:: Stored data ::
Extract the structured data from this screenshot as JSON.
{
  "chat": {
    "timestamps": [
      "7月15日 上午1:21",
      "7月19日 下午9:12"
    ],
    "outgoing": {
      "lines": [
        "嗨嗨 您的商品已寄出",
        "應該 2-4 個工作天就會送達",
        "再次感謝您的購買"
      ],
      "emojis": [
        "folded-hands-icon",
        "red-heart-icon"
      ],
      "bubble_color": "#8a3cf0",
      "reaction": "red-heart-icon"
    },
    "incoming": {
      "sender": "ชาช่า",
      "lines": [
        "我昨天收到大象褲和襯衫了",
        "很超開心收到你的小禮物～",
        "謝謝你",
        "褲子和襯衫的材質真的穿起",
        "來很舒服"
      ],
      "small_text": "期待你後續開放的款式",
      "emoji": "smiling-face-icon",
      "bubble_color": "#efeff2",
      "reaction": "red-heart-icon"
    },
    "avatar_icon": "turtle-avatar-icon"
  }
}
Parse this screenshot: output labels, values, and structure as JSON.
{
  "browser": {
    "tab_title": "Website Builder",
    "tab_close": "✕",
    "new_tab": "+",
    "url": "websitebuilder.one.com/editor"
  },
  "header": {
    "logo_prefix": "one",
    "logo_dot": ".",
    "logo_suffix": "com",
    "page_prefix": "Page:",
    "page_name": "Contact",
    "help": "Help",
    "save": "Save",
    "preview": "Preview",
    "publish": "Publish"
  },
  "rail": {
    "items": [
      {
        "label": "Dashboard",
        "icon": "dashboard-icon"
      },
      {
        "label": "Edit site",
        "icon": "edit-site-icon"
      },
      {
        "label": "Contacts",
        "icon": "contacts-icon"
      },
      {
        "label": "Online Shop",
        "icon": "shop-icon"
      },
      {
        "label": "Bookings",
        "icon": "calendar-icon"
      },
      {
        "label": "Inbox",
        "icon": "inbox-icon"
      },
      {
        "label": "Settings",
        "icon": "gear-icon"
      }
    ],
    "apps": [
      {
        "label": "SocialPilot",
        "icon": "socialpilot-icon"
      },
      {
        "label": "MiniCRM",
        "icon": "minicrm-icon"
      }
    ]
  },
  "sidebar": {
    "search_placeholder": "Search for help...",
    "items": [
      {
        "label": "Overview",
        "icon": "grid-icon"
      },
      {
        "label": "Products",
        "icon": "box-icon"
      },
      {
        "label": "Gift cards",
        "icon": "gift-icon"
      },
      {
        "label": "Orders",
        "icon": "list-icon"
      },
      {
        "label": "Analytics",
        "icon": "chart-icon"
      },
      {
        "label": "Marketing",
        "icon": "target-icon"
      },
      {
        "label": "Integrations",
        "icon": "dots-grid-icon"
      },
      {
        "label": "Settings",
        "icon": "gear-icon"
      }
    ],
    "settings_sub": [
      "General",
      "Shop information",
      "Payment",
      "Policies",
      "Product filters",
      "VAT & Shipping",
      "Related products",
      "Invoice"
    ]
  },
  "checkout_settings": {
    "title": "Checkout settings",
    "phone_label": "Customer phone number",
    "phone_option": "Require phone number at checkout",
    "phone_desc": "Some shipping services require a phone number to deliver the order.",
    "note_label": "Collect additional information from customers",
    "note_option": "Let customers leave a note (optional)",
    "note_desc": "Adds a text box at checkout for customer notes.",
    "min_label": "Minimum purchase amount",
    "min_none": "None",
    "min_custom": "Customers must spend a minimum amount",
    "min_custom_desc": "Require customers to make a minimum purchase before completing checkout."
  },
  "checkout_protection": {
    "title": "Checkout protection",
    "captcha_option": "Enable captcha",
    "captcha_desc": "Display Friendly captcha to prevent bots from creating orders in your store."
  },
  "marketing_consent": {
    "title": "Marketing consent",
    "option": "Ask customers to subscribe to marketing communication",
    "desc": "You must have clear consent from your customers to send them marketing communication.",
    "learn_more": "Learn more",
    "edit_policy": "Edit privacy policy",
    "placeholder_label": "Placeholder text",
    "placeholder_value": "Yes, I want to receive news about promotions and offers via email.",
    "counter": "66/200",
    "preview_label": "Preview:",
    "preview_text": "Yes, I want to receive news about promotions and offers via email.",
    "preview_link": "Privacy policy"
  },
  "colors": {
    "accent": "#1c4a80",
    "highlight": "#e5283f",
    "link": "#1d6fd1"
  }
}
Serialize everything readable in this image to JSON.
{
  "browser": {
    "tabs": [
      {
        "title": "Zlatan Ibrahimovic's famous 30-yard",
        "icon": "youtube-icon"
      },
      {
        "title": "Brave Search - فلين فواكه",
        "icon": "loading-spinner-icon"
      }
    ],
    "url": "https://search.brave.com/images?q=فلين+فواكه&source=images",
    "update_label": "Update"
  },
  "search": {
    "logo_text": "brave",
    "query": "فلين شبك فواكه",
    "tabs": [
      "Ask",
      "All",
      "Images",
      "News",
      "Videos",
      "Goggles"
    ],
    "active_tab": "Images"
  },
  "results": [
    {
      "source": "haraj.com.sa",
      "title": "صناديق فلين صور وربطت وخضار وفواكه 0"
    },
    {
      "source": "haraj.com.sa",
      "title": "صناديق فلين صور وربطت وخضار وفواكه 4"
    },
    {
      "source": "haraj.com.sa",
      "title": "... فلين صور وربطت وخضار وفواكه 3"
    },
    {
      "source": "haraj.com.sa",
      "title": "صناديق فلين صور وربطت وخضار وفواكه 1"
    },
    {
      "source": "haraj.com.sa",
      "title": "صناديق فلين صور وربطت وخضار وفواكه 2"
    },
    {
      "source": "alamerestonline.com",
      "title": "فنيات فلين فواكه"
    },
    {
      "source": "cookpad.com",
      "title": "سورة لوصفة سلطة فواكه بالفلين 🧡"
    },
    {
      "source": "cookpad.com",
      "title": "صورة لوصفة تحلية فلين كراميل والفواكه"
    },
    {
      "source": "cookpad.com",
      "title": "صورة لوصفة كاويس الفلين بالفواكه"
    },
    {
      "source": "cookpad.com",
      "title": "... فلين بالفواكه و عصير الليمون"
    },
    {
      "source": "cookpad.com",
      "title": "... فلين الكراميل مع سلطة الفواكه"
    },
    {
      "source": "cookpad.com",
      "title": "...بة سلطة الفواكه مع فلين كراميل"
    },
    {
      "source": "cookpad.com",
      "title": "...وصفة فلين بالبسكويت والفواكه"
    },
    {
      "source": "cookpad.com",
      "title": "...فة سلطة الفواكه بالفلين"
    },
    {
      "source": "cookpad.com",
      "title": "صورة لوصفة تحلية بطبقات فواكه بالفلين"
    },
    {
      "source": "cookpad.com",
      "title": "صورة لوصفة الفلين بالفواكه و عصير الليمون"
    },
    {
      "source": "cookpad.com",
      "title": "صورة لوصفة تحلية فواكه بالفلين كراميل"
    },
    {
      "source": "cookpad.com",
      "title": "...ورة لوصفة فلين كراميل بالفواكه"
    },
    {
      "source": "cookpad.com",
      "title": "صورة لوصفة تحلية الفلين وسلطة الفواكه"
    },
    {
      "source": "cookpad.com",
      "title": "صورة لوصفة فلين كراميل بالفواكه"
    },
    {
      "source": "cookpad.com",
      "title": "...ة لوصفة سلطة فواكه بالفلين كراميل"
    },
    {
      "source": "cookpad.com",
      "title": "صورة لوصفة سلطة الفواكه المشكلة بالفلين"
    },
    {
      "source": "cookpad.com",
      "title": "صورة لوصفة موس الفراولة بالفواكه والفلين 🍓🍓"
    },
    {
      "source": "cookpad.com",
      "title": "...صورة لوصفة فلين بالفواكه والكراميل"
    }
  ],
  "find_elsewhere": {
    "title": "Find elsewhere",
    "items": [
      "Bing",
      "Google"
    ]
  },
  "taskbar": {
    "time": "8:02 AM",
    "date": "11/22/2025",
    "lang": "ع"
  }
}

:: Written problem ::
Take the entries and copy them out exactly.

:: The reply ::
Extract the structured data from this screenshot as JSON.
{
  "chat": {
    "timestamps": [
      "7月15日 上午1:21",
      "7月19日 下午9:12"
    ],
    "outgoing": {
      "lines": [
        "嗨嗨 您的商品已寄出",
        "應該 2-4 個工作天就會送達",
        "再次感謝您的購買"
      ],
      "emojis": [
        "folded-hands-icon",
        "red-heart-icon"
      ],
      "bubble_color": "#8a3cf0",
      "reaction": "red-heart-icon"
    },
    "incoming": {
      "sender": "ชาช่า",
      "lines": [
        "我昨天收到大象褲和襯衫了",
        "很超開心收到你的小禮物～",
        "謝謝你",
        "褲子和襯衫的材質真的穿起",
        "來很舒服"
      ],
      "small_text": "期待你後續開放的款式",
      "emoji": "smiling-face-icon",
      "bubble_color": "#efeff2",
      "reaction": "red-heart-icon"
    },
    "avatar_icon": "turtle-avatar-icon"
  }
}
Parse this screenshot: output labels, values, and structure as JSON.
{
  "browser": {
    "tab_title": "Website Builder",
    "tab_close": "✕",
    "new_tab": "+",
    "url": "websitebuilder.one.com/editor"
  },
  "header": {
    "logo_prefix": "one",
    "logo_dot": ".",
    "logo_suffix": "com",
    "page_prefix": "Page:",
    "page_name": "Contact",
    "help": "Help",
    "save": "Save",
    "preview": "Preview",
    "publish": "Publish"
  },
  "rail": {
    "items": [
      {
        "label": "Dashboard",
        "icon": "dashboard-icon"
      },
      {
        "label": "Edit site",
        "icon": "edit-site-icon"
      },
      {
        "label": "Contacts",
        "icon": "contacts-icon"
      },
      {
        "label": "Online Shop",
        "icon": "shop-icon"
      },
      {
        "label": "Bookings",
        "icon": "calendar-icon"
      },
      {
        "label": "Inbox",
        "icon": "inbox-icon"
      },
      {
        "label": "Settings",
        "icon": "gear-icon"
      }
    ],
    "apps": [
      {
        "label": "SocialPilot",
        "icon": "socialpilot-icon"
      },
      {
        "label": "MiniCRM",
        "icon": "minicrm-icon"
      }
    ]
  },
  "sidebar": {
    "search_placeholder": "Search for help...",
    "items": [
      {
        "label": "Overview",
        "icon": "grid-icon"
      },
      {
        "label": "Products",
        "icon": "box-icon"
      },
      {
        "label": "Gift cards",
        "icon": "gift-icon"
      },
      {
        "label": "Orders",
        "icon": "list-icon"
      },
      {
        "label": "Analytics",
        "icon": "chart-icon"
      },
      {
        "label": "Marketing",
        "icon": "target-icon"
      },
      {
        "label": "Integrations",
        "icon": "dots-grid-icon"
      },
      {
        "label": "Settings",
        "icon": "gear-icon"
      }
    ],
    "settings_sub": [
      "General",
      "Shop information",
      "Payment",
      "Policies",
      "Product filters",
      "VAT & Shipping",
      "Related products",
      "Invoice"
    ]
  },
  "checkout_settings": {
    "title": "Checkout settings",
    "phone_label": "Customer phone number",
    "phone_option": "Require phone number at checkout",
    "phone_desc": "Some shipping services require a phone number to deliver the order.",
    "note_label": "Collect additional information from customers",
    "note_option": "Let customers leave a note (optional)",
    "note_desc": "Adds a text box at checkout for customer notes.",
    "min_label": "Minimum purchase amount",
    "min_none": "None",
    "min_custom": "Customers must spend a minimum amount",
    "min_custom_desc": "Require customers to make a minimum purchase before completing checkout."
  },
  "checkout_protection": {
    "title": "Checkout protection",
    "captcha_option": "Enable captcha",
    "captcha_desc": "Display Friendly captcha to prevent bots from creating orders in your store."
  },
  "marketing_consent": {
    "title": "Marketing consent",
    "option": "Ask customers to subscribe to marketing communication",
    "desc": "You must have clear consent from your customers to send them marketing communication.",
    "learn_more": "Learn more",
    "edit_policy": "Edit privacy policy",
    "placeholder_label": "Placeholder text",
    "placeholder_value": "Yes, I want to receive news about promotions and offers via email.",
    "counter": "66/200",
    "preview_label": "Preview:",
    "preview_text": "Yes, I want to receive news about promotions and offers via email.",
    "preview_link": "Privacy policy"
  },
  "colors": {
    "accent": "#1c4a80",
    "highlight": "#e5283f",
    "link": "#1d6fd1"
  }
}
Serialize everything readable in this image to JSON.
{
  "browser": {
    "tabs": [
      {
        "title": "Zlatan Ibrahimovic's famous 30-yard",
        "icon": "youtube-icon"
      },
      {
        "title": "Brave Search - فلين فواكه",
        "icon": "loading-spinner-icon"
      }
    ],
    "url": "https://search.brave.com/images?q=فلين+فواكه&source=images",
    "update_label": "Update"
  },
  "search": {
    "logo_text": "brave",
    "query": "فلين شبك فواكه",
    "tabs": [
      "Ask",
      "All",
      "Images",
      "News",
      "Videos",
      "Goggles"
    ],
    "active_tab": "Images"
  },
  "results": [
    {
      "source": "haraj.com.sa",
      "title": "صناديق فلين صور وربطت وخضار وفواكه 0"
    },
    {
      "source": "haraj.com.sa",
      "title": "صناديق فلين صور وربطت وخضار وفواكه 4"
    },
    {
      "source": "haraj.com.sa",
      "title": "... فلين صور وربطت وخضار وفواكه 3"
    },
    {
      "source": "haraj.com.sa",
      "title": "صناديق فلين صور وربطت وخضار وفواكه 1"
    },
    {
      "source": "haraj.com.sa",
      "title": "صناديق فلين صور وربطت وخضار وفواكه 2"
    },
    {
      "source": "alamerestonline.com",
      "title": "فنيات فلين فواكه"
    },
    {
      "source": "cookpad.com",
      "title": "سورة لوصفة سلطة فواكه بالفلين 🧡"
    },
    {
      "source": "cookpad.com",
      "title": "صورة لوصفة تحلية فلين كراميل والفواكه"
    },
    {
      "source": "cookpad.com",
      "title": "صورة لوصفة كاويس الفلين بالفواكه"
    },
    {
      "source": "cookpad.com",
      "title": "... فلين بالفواكه و عصير الليمون"
    },
    {
      "source": "cookpad.com",
      "title": "... فلين الكراميل مع سلطة الفواكه"
    },
    {
      "source": "cookpad.com",
      "title": "...بة سلطة الفواكه مع فلين كراميل"
    },
    {
      "source": "cookpad.com",
      "title": "...وصفة فلين بالبسكويت والفواكه"
    },
    {
      "source": "cookpad.com",
      "title": "...فة سلطة الفواكه بالفلين"
    },
    {
      "source": "cookpad.com",
      "title": "صورة لوصفة تحلية بطبقات فواكه بالفلين"
    },
    {
      "source": "cookpad.com",
      "title": "صورة لوصفة الفلين بالفواكه و عصير الليمون"
    },
    {
      "source": "cookpad.com",
      "title": "صورة لوصفة تحلية فواكه بالفلين كراميل"
    },
    {
      "source": "cookpad.com",
      "title": "...ورة لوصفة فلين كراميل بالفواكه"
    },
    {
      "source": "cookpad.com",
      "title": "صورة لوصفة تحلية الفلين وسلطة الفواكه"
    },
    {
      "source": "cookpad.com",
      "title": "صورة لوصفة فلين كراميل بالفواكه"
    },
    {
      "source": "cookpad.com",
      "title": "...ة لوصفة سلطة فواكه بالفلين كراميل"
    },
    {
      "source": "cookpad.com",
      "title": "صورة لوصفة سلطة الفواكه المشكلة بالفلين"
    },
    {
      "source": "cookpad.com",
      "title": "صورة لوصفة موس الفراولة بالفواكه والفلين 🍓🍓"
    },
    {
      "source": "cookpad.com",
      "title": "...صورة لوصفة فلين بالفواكه والكراميل"
    }
  ],
  "find_elsewhere": {
    "title": "Find elsewhere",
    "items": [
      "Bing",
      "Google"
    ]
  },
  "taskbar": {
    "time": "8:02 AM",
    "date": "11/22/2025",
    "lang": "ع"
  }
}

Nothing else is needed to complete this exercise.